• Data excerpts:
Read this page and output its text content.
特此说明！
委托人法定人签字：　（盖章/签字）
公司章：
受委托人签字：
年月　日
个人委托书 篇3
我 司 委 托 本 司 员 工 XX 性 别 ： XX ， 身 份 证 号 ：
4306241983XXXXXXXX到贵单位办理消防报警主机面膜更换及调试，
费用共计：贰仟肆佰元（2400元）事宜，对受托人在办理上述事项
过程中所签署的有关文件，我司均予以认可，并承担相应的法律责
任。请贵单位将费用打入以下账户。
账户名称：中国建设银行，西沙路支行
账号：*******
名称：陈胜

• Aim of the task: Output every entry shown above, exactly.

• Solution for this exercise:
Read this page and output its text content.
特此说明！
委托人法定人签字：　（盖章/签字）
公司章：
受委托人签字：
年月　日
个人委托书 篇3
我 司 委 托 本 司 员 工 XX 性 别 ： XX ， 身 份 证 号 ：
4306241983XXXXXXXX到贵单位办理消防报警主机面膜更换及调试，
费用共计：贰仟肆佰元（2400元）事宜，对受托人在办理上述事项
过程中所签署的有关文件，我司均予以认可，并承担相应的法律责
任。请贵单位将费用打入以下账户。
账户名称：中国建设银行，西沙路支行
账号：*******
名称：陈胜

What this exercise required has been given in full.